### Short exercise
Return the whole listing exactly as it stands.

::::::

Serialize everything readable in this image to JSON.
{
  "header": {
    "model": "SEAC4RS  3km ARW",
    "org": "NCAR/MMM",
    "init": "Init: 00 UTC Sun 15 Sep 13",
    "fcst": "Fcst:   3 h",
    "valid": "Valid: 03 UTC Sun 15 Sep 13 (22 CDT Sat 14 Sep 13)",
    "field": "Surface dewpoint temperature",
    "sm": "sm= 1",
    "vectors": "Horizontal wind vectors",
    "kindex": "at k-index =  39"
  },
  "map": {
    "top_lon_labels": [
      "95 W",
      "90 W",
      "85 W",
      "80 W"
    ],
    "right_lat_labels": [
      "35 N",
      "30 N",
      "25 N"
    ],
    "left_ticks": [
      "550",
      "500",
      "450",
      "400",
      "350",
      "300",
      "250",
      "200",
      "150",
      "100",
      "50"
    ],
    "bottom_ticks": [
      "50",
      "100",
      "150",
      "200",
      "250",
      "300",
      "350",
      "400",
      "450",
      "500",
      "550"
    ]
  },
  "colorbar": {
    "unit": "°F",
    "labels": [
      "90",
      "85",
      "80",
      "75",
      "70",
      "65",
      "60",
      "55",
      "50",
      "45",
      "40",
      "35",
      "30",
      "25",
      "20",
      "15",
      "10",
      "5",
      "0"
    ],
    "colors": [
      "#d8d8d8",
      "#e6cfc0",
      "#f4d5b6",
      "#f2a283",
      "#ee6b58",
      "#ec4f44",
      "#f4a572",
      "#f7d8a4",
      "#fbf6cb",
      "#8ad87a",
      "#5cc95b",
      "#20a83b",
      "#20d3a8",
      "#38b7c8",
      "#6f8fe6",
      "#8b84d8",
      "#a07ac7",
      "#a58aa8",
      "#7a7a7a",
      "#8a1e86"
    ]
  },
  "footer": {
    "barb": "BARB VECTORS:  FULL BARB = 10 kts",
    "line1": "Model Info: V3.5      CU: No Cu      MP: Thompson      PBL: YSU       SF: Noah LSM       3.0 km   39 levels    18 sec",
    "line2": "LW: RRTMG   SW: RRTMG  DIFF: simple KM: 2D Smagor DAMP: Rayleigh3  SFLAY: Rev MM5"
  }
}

::::::

### Problem solution
Serialize everything readable in this image to JSON.
{
  "header": {
    "model": "SEAC4RS  3km ARW",
    "org": "NCAR/MMM",
    "init": "Init: 00 UTC Sun 15 Sep 13",
    "fcst": "Fcst:   3 h",
    "valid": "Valid: 03 UTC Sun 15 Sep 13 (22 CDT Sat 14 Sep 13)",
    "field": "Surface dewpoint temperature",
    "sm": "sm= 1",
    "vectors": "Horizontal wind vectors",
    "kindex": "at k-index =  39"
  },
  "map": {
    "top_lon_labels": [
      "95 W",
      "90 W",
      "85 W",
      "80 W"
    ],
    "right_lat_labels": [
      "35 N",
      "30 N",
      "25 N"
    ],
    "left_ticks": [
      "550",
      "500",
      "450",
      "400",
      "350",
      "300",
      "250",
      "200",
      "150",
      "100",
      "50"
    ],
    "bottom_ticks": [
      "50",
      "100",
      "150",
      "200",
      "250",
      "300",
      "350",
      "400",
      "450",
      "500",
      "550"
    ]
  },
  "colorbar": {
    "unit": "°F",
    "labels": [
      "90",
      "85",
      "80",
      "75",
      "70",
      "65",
      "60",
      "55",
      "50",
      "45",
      "40",
      "35",
      "30",
      "25",
      "20",
      "15",
      "10",
      "5",
      "0"
    ],
    "colors": [
      "#d8d8d8",
      "#e6cfc0",
      "#f4d5b6",
      "#f2a283",
      "#ee6b58",
      "#ec4f44",
      "#f4a572",
      "#f7d8a4",
      "#fbf6cb",
      "#8ad87a",
      "#5cc95b",
      "#20a83b",
      "#20d3a8",
      "#38b7c8",
      "#6f8fe6",
      "#8b84d8",
      "#a07ac7",
      "#a58aa8",
      "#7a7a7a",
      "#8a1e86"
    ]
  },
  "footer": {
    "barb": "BARB VECTORS:  FULL BARB = 10 kts",
    "line1": "Model Info: V3.5      CU: No Cu      MP: Thompson      PBL: YSU       SF: Noah LSM       3.0 km   39 levels    18 sec",
    "line2": "LW: RRTMG   SW: RRTMG  DIFF: simple KM: 2D Smagor DAMP: Rayleigh3  SFLAY: Rev MM5"
  }
}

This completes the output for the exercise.